**PROBLEM:** Copy out, from the entries below, each line holding the string "image".

━━━━━ DATASET

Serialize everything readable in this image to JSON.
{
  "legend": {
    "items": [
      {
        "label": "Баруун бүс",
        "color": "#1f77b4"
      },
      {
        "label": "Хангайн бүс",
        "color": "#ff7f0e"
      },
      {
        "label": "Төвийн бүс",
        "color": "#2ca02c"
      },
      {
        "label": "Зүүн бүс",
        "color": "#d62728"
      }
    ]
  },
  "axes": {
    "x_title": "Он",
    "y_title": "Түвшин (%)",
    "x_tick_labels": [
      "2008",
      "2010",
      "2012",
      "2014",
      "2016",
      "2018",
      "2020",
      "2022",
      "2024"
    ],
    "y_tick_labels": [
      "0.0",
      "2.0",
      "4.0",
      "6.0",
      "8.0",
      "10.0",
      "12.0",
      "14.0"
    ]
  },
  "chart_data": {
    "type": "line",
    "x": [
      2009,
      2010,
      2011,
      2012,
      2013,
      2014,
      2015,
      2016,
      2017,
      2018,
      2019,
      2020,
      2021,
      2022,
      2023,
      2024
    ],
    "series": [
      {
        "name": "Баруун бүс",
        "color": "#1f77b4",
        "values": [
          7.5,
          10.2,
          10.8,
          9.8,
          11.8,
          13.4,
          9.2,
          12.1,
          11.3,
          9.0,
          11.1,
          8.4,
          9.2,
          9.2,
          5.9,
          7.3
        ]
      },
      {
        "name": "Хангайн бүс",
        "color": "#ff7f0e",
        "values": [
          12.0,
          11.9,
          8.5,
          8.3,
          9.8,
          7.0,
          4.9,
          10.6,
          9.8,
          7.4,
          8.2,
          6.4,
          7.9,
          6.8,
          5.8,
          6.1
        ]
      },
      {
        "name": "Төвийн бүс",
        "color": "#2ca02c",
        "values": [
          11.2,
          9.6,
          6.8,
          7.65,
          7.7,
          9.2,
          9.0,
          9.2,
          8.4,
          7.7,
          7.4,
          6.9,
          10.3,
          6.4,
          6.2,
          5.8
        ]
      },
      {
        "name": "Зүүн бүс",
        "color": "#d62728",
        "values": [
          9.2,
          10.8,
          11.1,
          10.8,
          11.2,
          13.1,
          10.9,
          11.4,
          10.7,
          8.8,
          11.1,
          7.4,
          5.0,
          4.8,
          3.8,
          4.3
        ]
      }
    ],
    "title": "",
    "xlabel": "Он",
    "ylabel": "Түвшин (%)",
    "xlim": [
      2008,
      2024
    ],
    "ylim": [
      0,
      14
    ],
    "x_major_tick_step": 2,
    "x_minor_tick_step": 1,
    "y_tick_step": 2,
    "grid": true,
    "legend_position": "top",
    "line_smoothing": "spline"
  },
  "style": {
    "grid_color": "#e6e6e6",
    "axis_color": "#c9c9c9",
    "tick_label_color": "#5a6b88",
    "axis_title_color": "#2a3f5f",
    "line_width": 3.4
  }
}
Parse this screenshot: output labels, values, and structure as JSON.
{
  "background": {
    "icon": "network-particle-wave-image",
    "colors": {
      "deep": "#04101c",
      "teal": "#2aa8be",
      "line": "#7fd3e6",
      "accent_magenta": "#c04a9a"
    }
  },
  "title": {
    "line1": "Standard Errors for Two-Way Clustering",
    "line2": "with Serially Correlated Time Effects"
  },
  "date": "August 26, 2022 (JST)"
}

━━━━━━━━━━

**CORRECT RESULT:**
Serialize everything readable in this image to JSON.
    "icon": "network-particle-wave-image",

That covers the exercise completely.